▸ WHAT IS ASKED
Find the lines containing the word "ἁμαρτίας" and copy every one of them.

--- --- ---

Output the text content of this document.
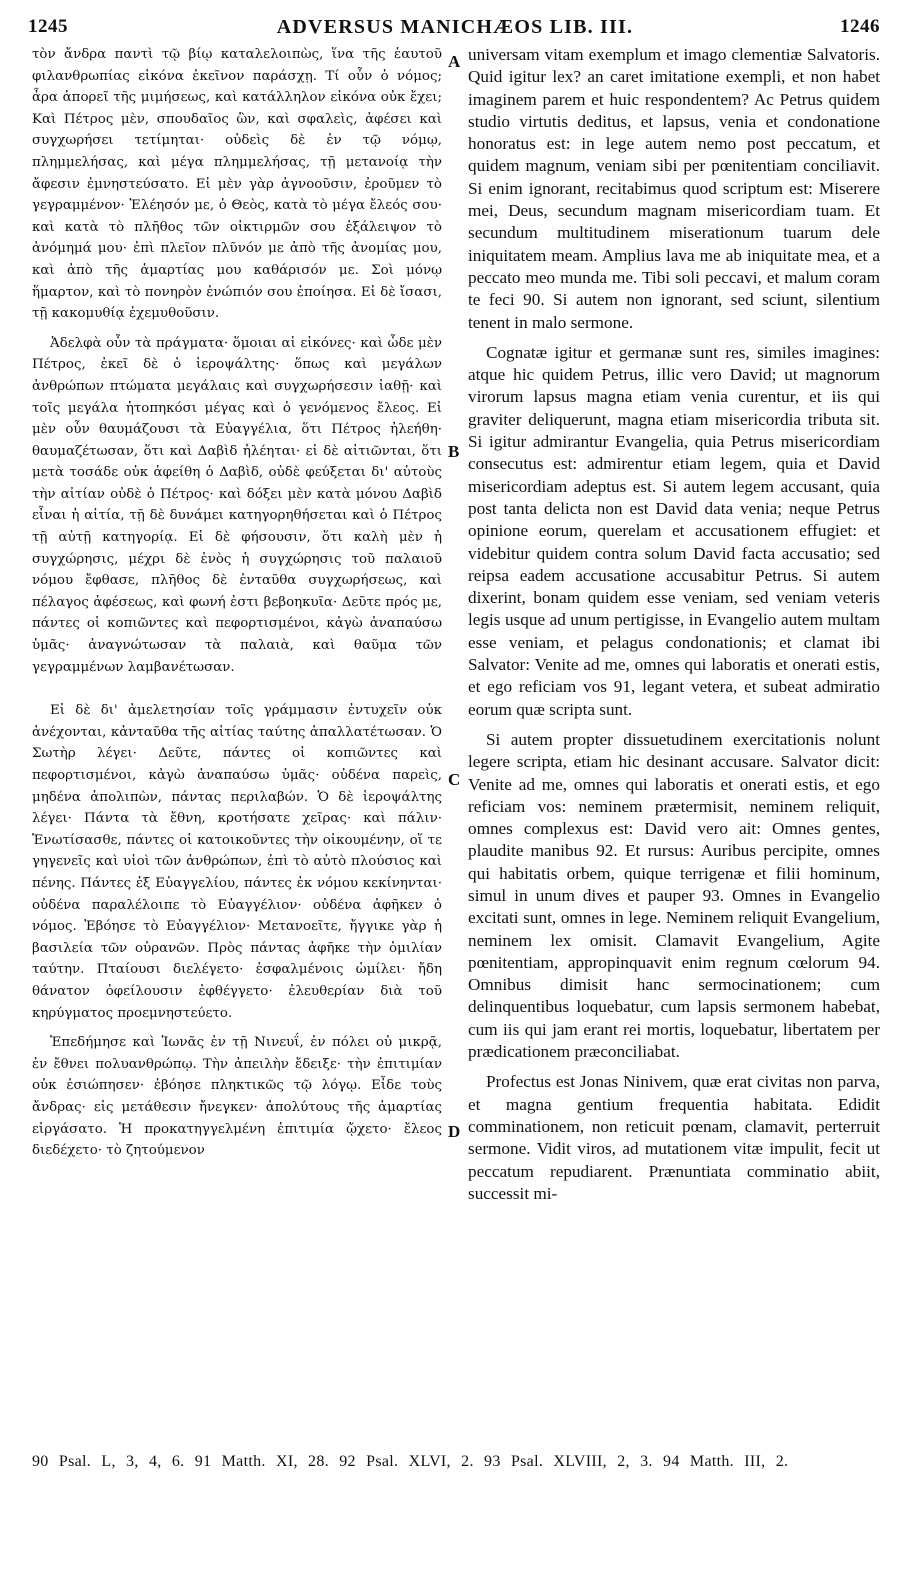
1245	ADVERSUS MANICHÆOS LIB. III.	1246

τὸν ἄνδρα παντὶ τῷ βίῳ καταλελοιπὼς, ἵνα τῆς ἑαυτοῦ φιλανθρωπίας εἰκόνα ἐκεῖνον παράσχῃ. Τί οὖν ὁ νόμος; ἆρα ἀπορεῖ τῆς μιμήσεως, καὶ κατάλληλον εἰκόνα οὐκ ἔχει; Καὶ Πέτρος μὲν, σπουδαῖος ὢν, καὶ σφαλεὶς, ἀφέσει καὶ συγχωρήσει τετίμηται· οὐδεὶς δὲ ἐν τῷ νόμῳ, πλημμελήσας, καὶ μέγα πλημμελήσας, τῇ μετανοίᾳ τὴν ἄφεσιν ἐμνηστεύσατο. Εἰ μὲν γὰρ ἀγνοοῦσιν, ἐροῦμεν τὸ γεγραμμένον· Ἐλέησόν με, ὁ Θεὸς, κατὰ τὸ μέγα ἔλεός σου· καὶ κατὰ τὸ πλῆθος τῶν οἰκτιρμῶν σου ἐξάλειψον τὸ ἀνόμημά μου· ἐπὶ πλεῖον πλῦνόν με ἀπὸ τῆς ἀνομίας μου, καὶ ἀπὸ τῆς ἁμαρτίας μου καθάρισόν με. Σοὶ μόνῳ ἥμαρτον, καὶ τὸ πονηρὸν ἐνώπιόν σου ἐποίησα. Εἰ δὲ ἴσασι, τῇ κακομυθίᾳ ἐχεμυθοῦσιν.

Ἀδελφὰ οὖν τὰ πράγματα· ὅμοιαι αἱ εἰκόνες· καὶ ὧδε μὲν Πέτρος, ἐκεῖ δὲ ὁ ἱεροψάλτης· ὅπως καὶ μεγάλων ἀνθρώπων πτώματα μεγάλαις καὶ συγχωρήσεσιν ἰαθῇ· καὶ τοῖς μεγάλα ἡτοπηκόσι μέγας καὶ ὁ γενόμενος ἔλεος. Εἰ μὲν οὖν θαυμάζουσι τὰ Εὐαγγέλια, ὅτι Πέτρος ἠλεήθη· θαυμαζέτωσαν, ὅτι καὶ Δαβὶδ ἠλέηται· εἰ δὲ αἰτιῶνται, ὅτι μετὰ τοσάδε οὐκ ἀφείθη ὁ Δαβὶδ, οὐδὲ φεύξεται δι' αὐτοὺς τὴν αἰτίαν οὐδὲ ὁ Πέτρος· καὶ δόξει μὲν κατὰ μόνου Δαβὶδ εἶναι ἡ αἰτία, τῇ δὲ δυνάμει κατηγορηθήσεται καὶ ὁ Πέτρος τῇ αὐτῇ κατηγορίᾳ. Εἰ δὲ φήσουσιν, ὅτι καλὴ μὲν ἡ συγχώρησις, μέχρι δὲ ἑνὸς ἡ συγχώρησις τοῦ παλαιοῦ νόμου ἔφθασε, πλῆθος δὲ ἐνταῦθα συγχωρήσεως, καὶ πέλαγος ἀφέσεως, καὶ φωνή ἐστι βεβοηκυῖα· Δεῦτε πρός με, πάντες οἱ κοπιῶντες καὶ πεφορτισμένοι, κἀγὼ ἀναπαύσω ὑμᾶς· ἀναγνώτωσαν τὰ παλαιὰ, καὶ θαῦμα τῶν γεγραμμένων λαμβανέτωσαν.

Εἰ δὲ δι' ἀμελετησίαν τοῖς γράμμασιν ἐντυχεῖν οὐκ ἀνέχονται, κἀνταῦθα τῆς αἰτίας ταύτης ἀπαλλατέτωσαν. Ὁ Σωτὴρ λέγει· Δεῦτε, πάντες οἱ κοπιῶντες καὶ πεφορτισμένοι, κἀγὼ ἀναπαύσω ὑμᾶς· οὐδένα παρεὶς, μηδένα ἀπολιπὼν, πάντας περιλαβών. Ὁ δὲ ἱεροψάλτης λέγει· Πάντα τὰ ἔθνη, κροτήσατε χεῖρας· καὶ πάλιν· Ἐνωτίσασθε, πάντες οἱ κατοικοῦντες τὴν οἰκουμένην, οἵ τε γηγενεῖς καὶ υἱοὶ τῶν ἀνθρώπων, ἐπὶ τὸ αὐτὸ πλούσιος καὶ πένης. Πάντες ἐξ Εὐαγγελίου, πάντες ἐκ νόμου κεκίνηνται· οὐδένα παραλέλοιπε τὸ Εὐαγγέλιον· οὐδένα ἀφῆκεν ὁ νόμος. Ἐβόησε τὸ Εὐαγγέλιον· Μετανοεῖτε, ἤγγικε γὰρ ἡ βασιλεία τῶν οὐρανῶν. Πρὸς πάντας ἀφῆκε τὴν ὁμιλίαν ταύτην. Πταίουσι διελέγετο· ἐσφαλμένοις ὡμίλει· ἤδη θάνατον ὀφείλουσιν ἐφθέγγετο· ἐλευθερίαν διὰ τοῦ κηρύγματος προεμνηστεύετο.

Ἐπεδήμησε καὶ Ἰωνᾶς ἐν τῇ Νινευΐ, ἐν πόλει οὐ μικρᾷ, ἐν ἔθνει πολυανθρώπῳ. Τὴν ἀπειλὴν ἔδειξε· τὴν ἐπιτιμίαν οὐκ ἐσιώπησεν· ἐβόησε πληκτικῶς τῷ λόγῳ. Εἶδε τοὺς ἄνδρας· εἰς μετάθεσιν ἤνεγκεν· ἀπολύτους τῆς ἁμαρτίας εἰργάσατο. Ἡ προκατηγγελμένη ἐπιτιμία ᾤχετο· ἔλεος διεδέχετο· τὸ ζητούμενον

A
B
C
D

universam vitam exemplum et imago clementiæ Salvatoris. Quid igitur lex? an caret imitatione exempli, et non habet imaginem parem et huic respondentem? Ac Petrus quidem studio virtutis deditus, et lapsus, venia et condonatione honoratus est: in lege autem nemo post peccatum, et quidem magnum, veniam sibi per pœnitentiam conciliavit. Si enim ignorant, recitabimus quod scriptum est: Miserere mei, Deus, secundum magnam misericordiam tuam. Et secundum multitudinem miserationum tuarum dele iniquitatem meam. Amplius lava me ab iniquitate mea, et a peccato meo munda me. Tibi soli peccavi, et malum coram te feci 90. Si autem non ignorant, sed sciunt, silentium tenent in malo sermone.

Cognatæ igitur et germanæ sunt res, similes imagines: atque hic quidem Petrus, illic vero David; ut magnorum virorum lapsus magna etiam venia curentur, et iis qui graviter deliquerunt, magna etiam misericordia tributa sit. Si igitur admirantur Evangelia, quia Petrus misericordiam consecutus est: admirentur etiam legem, quia et David misericordiam adeptus est. Si autem legem accusant, quia post tanta delicta non est David data venia; neque Petrus opinione eorum, querelam et accusationem effugiet: et videbitur quidem contra solum David facta accusatio; sed reipsa eadem accusatione accusabitur Petrus. Si autem dixerint, bonam quidem esse veniam, sed veniam veteris legis usque ad unum pertigisse, in Evangelio autem multam esse veniam, et pelagus condonationis; et clamat ibi Salvator: Venite ad me, omnes qui laboratis et onerati estis, et ego reficiam vos 91, legant vetera, et subeat admiratio eorum quæ scripta sunt.

Si autem propter dissuetudinem exercitationis nolunt legere scripta, etiam hic desinant accusare. Salvator dicit: Venite ad me, omnes qui laboratis et onerati estis, et ego reficiam vos: neminem prætermisit, neminem reliquit, omnes complexus est: David vero ait: Omnes gentes, plaudite manibus 92. Et rursus: Auribus percipite, omnes qui habitatis orbem, quique terrigenæ et filii hominum, simul in unum dives et pauper 93. Omnes in Evangelio excitati sunt, omnes in lege. Neminem reliquit Evangelium, neminem lex omisit. Clamavit Evangelium, Agite pœnitentiam, appropinquavit enim regnum cœlorum 94. Omnibus dimisit hanc sermocinationem; cum delinquentibus loquebatur, cum lapsis sermonem habebat, cum iis qui jam erant rei mortis, loquebatur, libertatem per prædicationem præconciliabat.

Profectus est Jonas Ninivem, quæ erat civitas non parva, et magna gentium frequentia habitata. Edidit comminationem, non reticuit pœnam, clamavit, perterruit sermone. Vidit viros, ad mutationem vitæ impulit, fecit ut peccatum repudiarent. Prænuntiata comminatio abiit, successit mi-

90 Psal. L, 3, 4, 6. 91 Matth. XI, 28. 92 Psal. XLVI, 2. 93 Psal. XLVIII, 2, 3. 94 Matth. III, 2.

--- --- ---

▸ OUTPUT BELOW
τὸν ἄνδρα παντὶ τῷ βίῳ καταλελοιπὼς, ἵνα τῆς ἑαυτοῦ φιλανθρωπίας εἰκόνα ἐκεῖνον παράσχῃ. Τί οὖν ὁ νόμος; ἆρα ἀπορεῖ τῆς μιμήσεως, καὶ κατάλληλον εἰκόνα οὐκ ἔχει; Καὶ Πέτρος μὲν, σπουδαῖος ὢν, καὶ σφαλεὶς, ἀφέσει καὶ συγχωρήσει τετίμηται· οὐδεὶς δὲ ἐν τῷ νόμῳ, πλημμελήσας, καὶ μέγα πλημμελήσας, τῇ μετανοίᾳ τὴν ἄφεσιν ἐμνηστεύσατο. Εἰ μὲν γὰρ ἀγνοοῦσιν, ἐροῦμεν τὸ γεγραμμένον· Ἐλέησόν με, ὁ Θεὸς, κατὰ τὸ μέγα ἔλεός σου· καὶ κατὰ τὸ πλῆθος τῶν οἰκτιρμῶν σου ἐξάλειψον τὸ ἀνόμημά μου· ἐπὶ πλεῖον πλῦνόν με ἀπὸ τῆς ἀνομίας μου, καὶ ἀπὸ τῆς ἁμαρτίας μου καθάρισόν με. Σοὶ μόνῳ ἥμαρτον, καὶ τὸ πονηρὸν ἐνώπιόν σου ἐποίησα. Εἰ δὲ ἴσασι, τῇ κακομυθίᾳ ἐχεμυθοῦσιν.
Ἐπεδήμησε καὶ Ἰωνᾶς ἐν τῇ Νινευΐ, ἐν πόλει οὐ μικρᾷ, ἐν ἔθνει πολυανθρώπῳ. Τὴν ἀπειλὴν ἔδειξε· τὴν ἐπιτιμίαν οὐκ ἐσιώπησεν· ἐβόησε πληκτικῶς τῷ λόγῳ. Εἶδε τοὺς ἄνδρας· εἰς μετάθεσιν ἤνεγκεν· ἀπολύτους τῆς ἁμαρτίας εἰργάσατο. Ἡ προκατηγγελμένη ἐπιτιμία ᾤχετο· ἔλεος διεδέχετο· τὸ ζητούμενον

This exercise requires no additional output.